[Entries from a dataset]

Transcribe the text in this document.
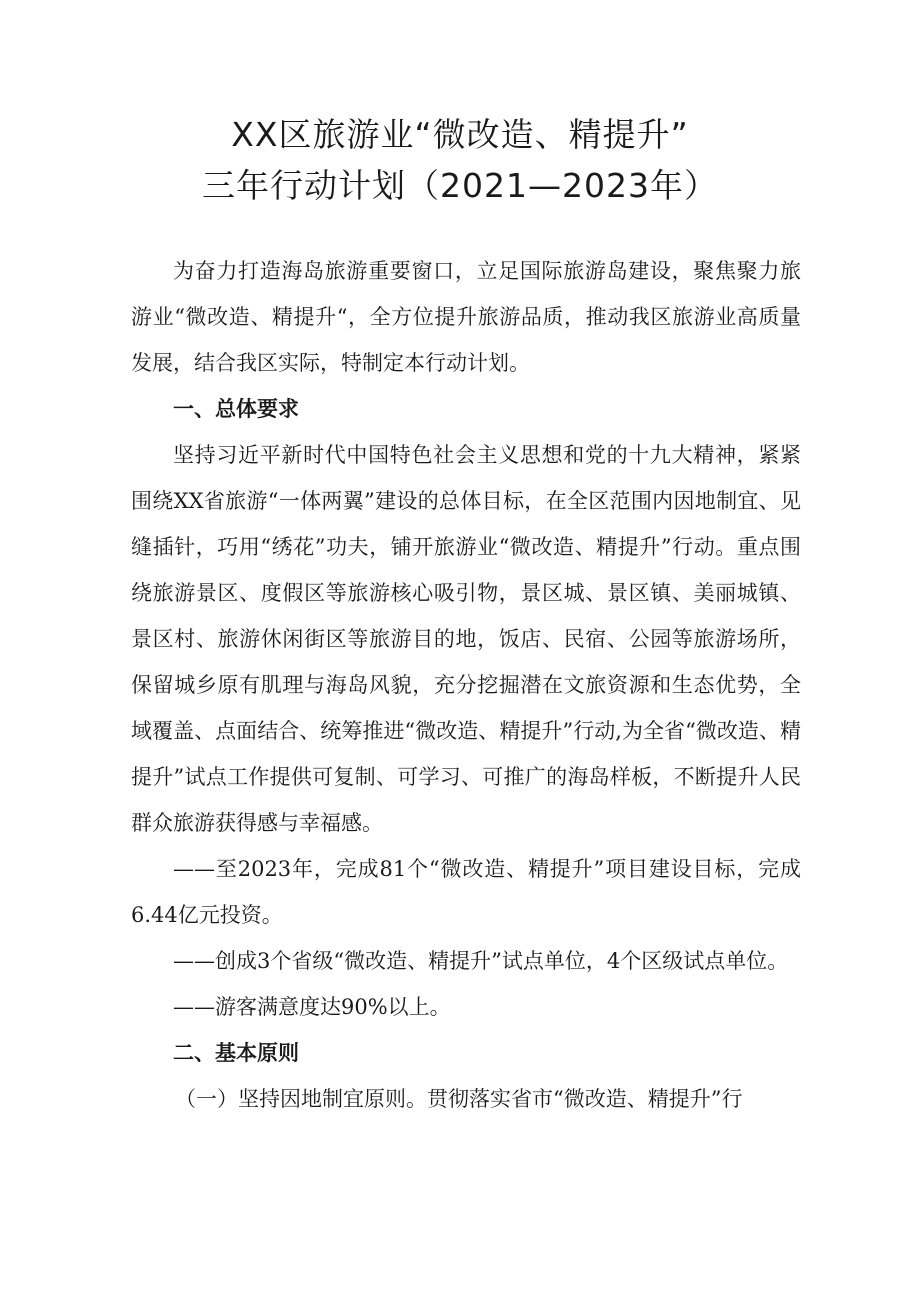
XX区旅游业“微改造、精提升”
三年行动计划（2021—2023年）

为奋力打造海岛旅游重要窗口，立足国际旅游岛建设，聚焦聚力旅游业“微改造、精提升“，全方位提升旅游品质，推动我区旅游业高质量发展，结合我区实际，特制定本行动计划。

一、总体要求

坚持习近平新时代中国特色社会主义思想和党的十九大精神，紧紧围绕XX省旅游“一体两翼”建设的总体目标，在全区范围内因地制宜、见缝插针，巧用“绣花”功夫，铺开旅游业“微改造、精提升”行动。重点围绕旅游景区、度假区等旅游核心吸引物，景区城、景区镇、美丽城镇、景区村、旅游休闲街区等旅游目的地，饭店、民宿、公园等旅游场所，保留城乡原有肌理与海岛风貌，充分挖掘潜在文旅资源和生态优势，全域覆盖、点面结合、统筹推进“微改造、精提升”行动,为全省“微改造、精提升”试点工作提供可复制、可学习、可推广的海岛样板，不断提升人民群众旅游获得感与幸福感。

——至2023年，完成81个“微改造、精提升”项目建设目标，完成6.44亿元投资。

——创成3个省级“微改造、精提升”试点单位，4个区级试点单位。

——游客满意度达90%以上。

二、基本原则

（一）坚持因地制宜原则。贯彻落实省市“微改造、精提升”行
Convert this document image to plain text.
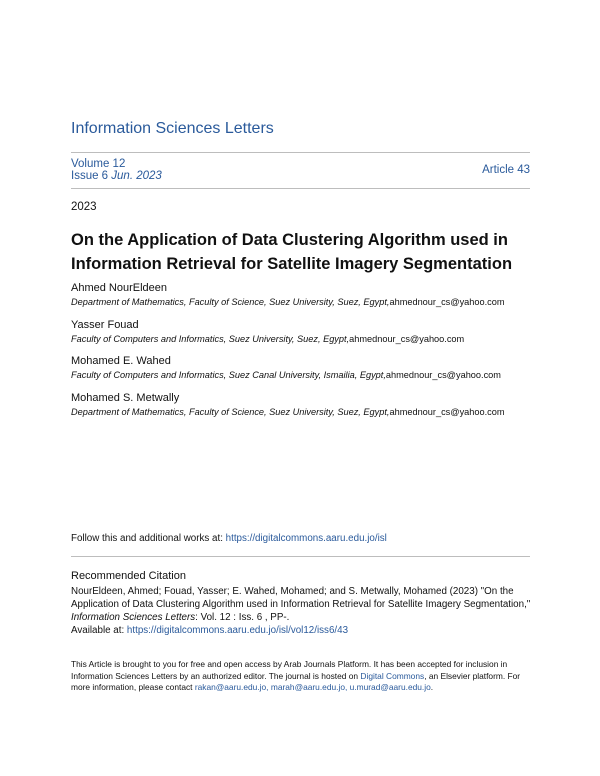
Information Sciences Letters
Volume 12
Issue 6 Jun. 2023	Article 43
2023
On the Application of Data Clustering Algorithm used in Information Retrieval for Satellite Imagery Segmentation
Ahmed NourEldeen
Department of Mathematics, Faculty of Science, Suez University, Suez, Egypt,ahmednour_cs@yahoo.com
Yasser Fouad
Faculty of Computers and Informatics, Suez University, Suez, Egypt,ahmednour_cs@yahoo.com
Mohamed E. Wahed
Faculty of Computers and Informatics, Suez Canal University, Ismailia, Egypt,ahmednour_cs@yahoo.com
Mohamed S. Metwally
Department of Mathematics, Faculty of Science, Suez University, Suez, Egypt,ahmednour_cs@yahoo.com
Follow this and additional works at: https://digitalcommons.aaru.edu.jo/isl
Recommended Citation
NourEldeen, Ahmed; Fouad, Yasser; E. Wahed, Mohamed; and S. Metwally, Mohamed (2023) "On the Application of Data Clustering Algorithm used in Information Retrieval for Satellite Imagery Segmentation," Information Sciences Letters: Vol. 12 : Iss. 6 , PP-.
Available at: https://digitalcommons.aaru.edu.jo/isl/vol12/iss6/43
This Article is brought to you for free and open access by Arab Journals Platform. It has been accepted for inclusion in Information Sciences Letters by an authorized editor. The journal is hosted on Digital Commons, an Elsevier platform. For more information, please contact rakan@aaru.edu.jo, marah@aaru.edu.jo, u.murad@aaru.edu.jo.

**PROBLEM:**
Write the records out again in full, exactly, and skip every picture.

**RESULT:**
Transcribe the text in this document.
XX区旅游业“微改造、精提升”
三年行动计划（2021—2023年）

为奋力打造海岛旅游重要窗口，立足国际旅游岛建设，聚焦聚力旅游业“微改造、精提升“，全方位提升旅游品质，推动我区旅游业高质量发展，结合我区实际，特制定本行动计划。

一、总体要求

坚持习近平新时代中国特色社会主义思想和党的十九大精神，紧紧围绕XX省旅游“一体两翼”建设的总体目标，在全区范围内因地制宜、见缝插针，巧用“绣花”功夫，铺开旅游业“微改造、精提升”行动。重点围绕旅游景区、度假区等旅游核心吸引物，景区城、景区镇、美丽城镇、景区村、旅游休闲街区等旅游目的地，饭店、民宿、公园等旅游场所，保留城乡原有肌理与海岛风貌，充分挖掘潜在文旅资源和生态优势，全域覆盖、点面结合、统筹推进“微改造、精提升”行动,为全省“微改造、精提升”试点工作提供可复制、可学习、可推广的海岛样板，不断提升人民群众旅游获得感与幸福感。

——至2023年，完成81个“微改造、精提升”项目建设目标，完成6.44亿元投资。

——创成3个省级“微改造、精提升”试点单位，4个区级试点单位。

——游客满意度达90%以上。

二、基本原则

（一）坚持因地制宜原则。贯彻落实省市“微改造、精提升”行
Convert this document image to plain text.
Information Sciences Letters
Volume 12
Issue 6 Jun. 2023	Article 43
2023
On the Application of Data Clustering Algorithm used in Information Retrieval for Satellite Imagery Segmentation
Ahmed NourEldeen
Department of Mathematics, Faculty of Science, Suez University, Suez, Egypt,ahmednour_cs@yahoo.com
Yasser Fouad
Faculty of Computers and Informatics, Suez University, Suez, Egypt,ahmednour_cs@yahoo.com
Mohamed E. Wahed
Faculty of Computers and Informatics, Suez Canal University, Ismailia, Egypt,ahmednour_cs@yahoo.com
Mohamed S. Metwally
Department of Mathematics, Faculty of Science, Suez University, Suez, Egypt,ahmednour_cs@yahoo.com
Follow this and additional works at: https://digitalcommons.aaru.edu.jo/isl
Recommended Citation
NourEldeen, Ahmed; Fouad, Yasser; E. Wahed, Mohamed; and S. Metwally, Mohamed (2023) "On the Application of Data Clustering Algorithm used in Information Retrieval for Satellite Imagery Segmentation," Information Sciences Letters: Vol. 12 : Iss. 6 , PP-.
Available at: https://digitalcommons.aaru.edu.jo/isl/vol12/iss6/43
This Article is brought to you for free and open access by Arab Journals Platform. It has been accepted for inclusion in Information Sciences Letters by an authorized editor. The journal is hosted on Digital Commons, an Elsevier platform. For more information, please contact rakan@aaru.edu.jo, marah@aaru.edu.jo, u.murad@aaru.edu.jo.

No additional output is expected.